Quote each line of the material verbatim, without the pictures.

- [Input data]

## START

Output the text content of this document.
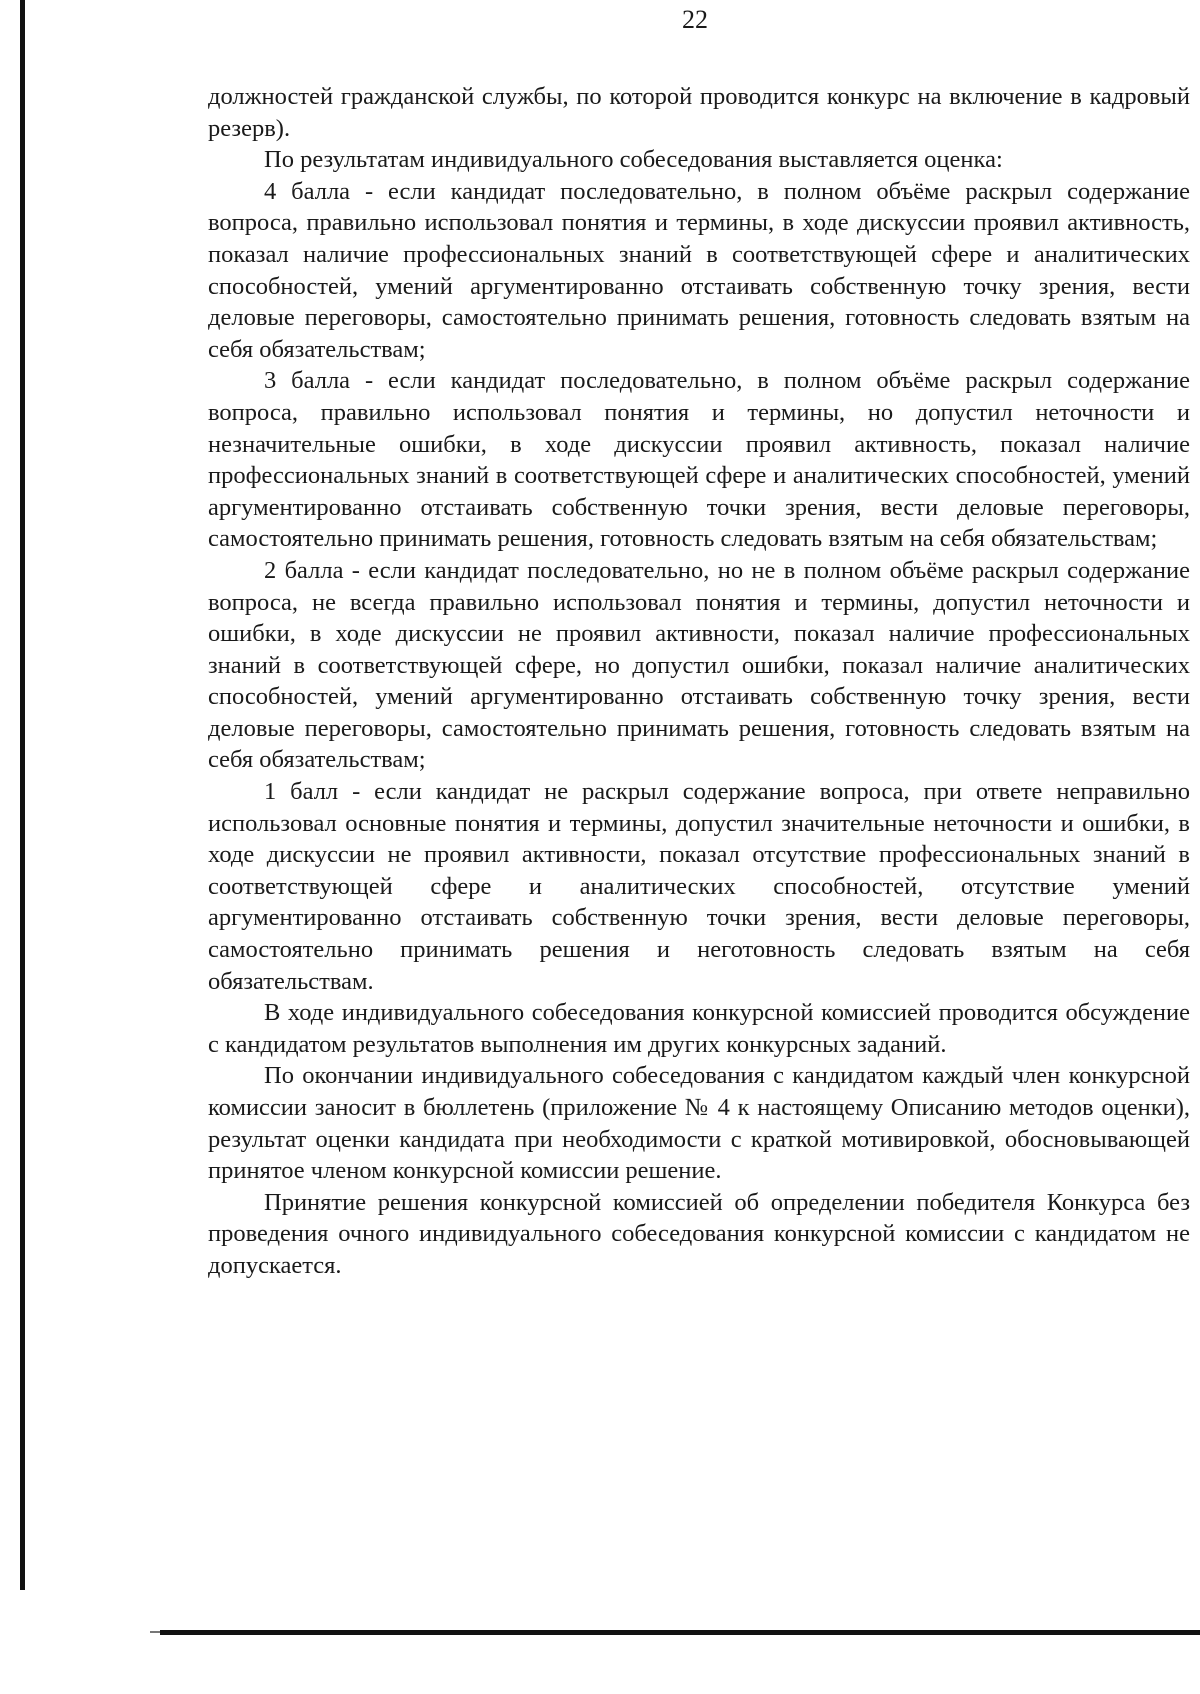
22

должностей гражданской службы, по которой проводится конкурс на включение в кадровый резерв).

По результатам индивидуального собеседования выставляется оценка:

4 балла - если кандидат последовательно, в полном объёме раскрыл содержание вопроса, правильно использовал понятия и термины, в ходе дискуссии проявил активность, показал наличие профессиональных знаний в соответствующей сфере и аналитических способностей, умений аргументированно отстаивать собственную точку зрения, вести деловые переговоры, самостоятельно принимать решения, готовность следовать взятым на себя обязательствам;

3 балла - если кандидат последовательно, в полном объёме раскрыл содержание вопроса, правильно использовал понятия и термины, но допустил неточности и незначительные ошибки, в ходе дискуссии проявил активность, показал наличие профессиональных знаний в соответствующей сфере и аналитических способностей, умений аргументированно отстаивать собственную точки зрения, вести деловые переговоры, самостоятельно принимать решения, готовность следовать взятым на себя обязательствам;

2 балла - если кандидат последовательно, но не в полном объёме раскрыл содержание вопроса, не всегда правильно использовал понятия и термины, допустил неточности и ошибки, в ходе дискуссии не проявил активности, показал наличие профессиональных знаний в соответствующей сфере, но допустил ошибки, показал наличие аналитических способностей, умений аргументированно отстаивать собственную точку зрения, вести деловые переговоры, самостоятельно принимать решения, готовность следовать взятым на себя обязательствам;

1 балл - если кандидат не раскрыл содержание вопроса, при ответе неправильно использовал основные понятия и термины, допустил значительные неточности и ошибки, в ходе дискуссии не проявил активности, показал отсутствие профессиональных знаний в соответствующей сфере и аналитических способностей, отсутствие умений аргументированно отстаивать собственную точки зрения, вести деловые переговоры, самостоятельно принимать решения и неготовность следовать взятым на себя обязательствам.

В ходе индивидуального собеседования конкурсной комиссией проводится обсуждение с кандидатом результатов выполнения им других конкурсных заданий.

По окончании индивидуального собеседования с кандидатом каждый член конкурсной комиссии заносит в бюллетень (приложение № 4 к настоящему Описанию методов оценки), результат оценки кандидата при необходимости с краткой мотивировкой, обосновывающей принятое членом конкурсной комиссии решение.

Принятие решения конкурсной комиссией об определении победителя Конкурса без проведения очного индивидуального собеседования конкурсной комиссии с кандидатом не допускается.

## END

- [Task solution]
Output the text content of this document.
22

должностей гражданской службы, по которой проводится конкурс на включение в кадровый резерв).

По результатам индивидуального собеседования выставляется оценка:

4 балла - если кандидат последовательно, в полном объёме раскрыл содержание вопроса, правильно использовал понятия и термины, в ходе дискуссии проявил активность, показал наличие профессиональных знаний в соответствующей сфере и аналитических способностей, умений аргументированно отстаивать собственную точку зрения, вести деловые переговоры, самостоятельно принимать решения, готовность следовать взятым на себя обязательствам;

3 балла - если кандидат последовательно, в полном объёме раскрыл содержание вопроса, правильно использовал понятия и термины, но допустил неточности и незначительные ошибки, в ходе дискуссии проявил активность, показал наличие профессиональных знаний в соответствующей сфере и аналитических способностей, умений аргументированно отстаивать собственную точки зрения, вести деловые переговоры, самостоятельно принимать решения, готовность следовать взятым на себя обязательствам;

2 балла - если кандидат последовательно, но не в полном объёме раскрыл содержание вопроса, не всегда правильно использовал понятия и термины, допустил неточности и ошибки, в ходе дискуссии не проявил активности, показал наличие профессиональных знаний в соответствующей сфере, но допустил ошибки, показал наличие аналитических способностей, умений аргументированно отстаивать собственную точку зрения, вести деловые переговоры, самостоятельно принимать решения, готовность следовать взятым на себя обязательствам;

1 балл - если кандидат не раскрыл содержание вопроса, при ответе неправильно использовал основные понятия и термины, допустил значительные неточности и ошибки, в ходе дискуссии не проявил активности, показал отсутствие профессиональных знаний в соответствующей сфере и аналитических способностей, отсутствие умений аргументированно отстаивать собственную точки зрения, вести деловые переговоры, самостоятельно принимать решения и неготовность следовать взятым на себя обязательствам.

В ходе индивидуального собеседования конкурсной комиссией проводится обсуждение с кандидатом результатов выполнения им других конкурсных заданий.

По окончании индивидуального собеседования с кандидатом каждый член конкурсной комиссии заносит в бюллетень (приложение № 4 к настоящему Описанию методов оценки), результат оценки кандидата при необходимости с краткой мотивировкой, обосновывающей принятое членом конкурсной комиссии решение.

Принятие решения конкурсной комиссией об определении победителя Конкурса без проведения очного индивидуального собеседования конкурсной комиссии с кандидатом не допускается.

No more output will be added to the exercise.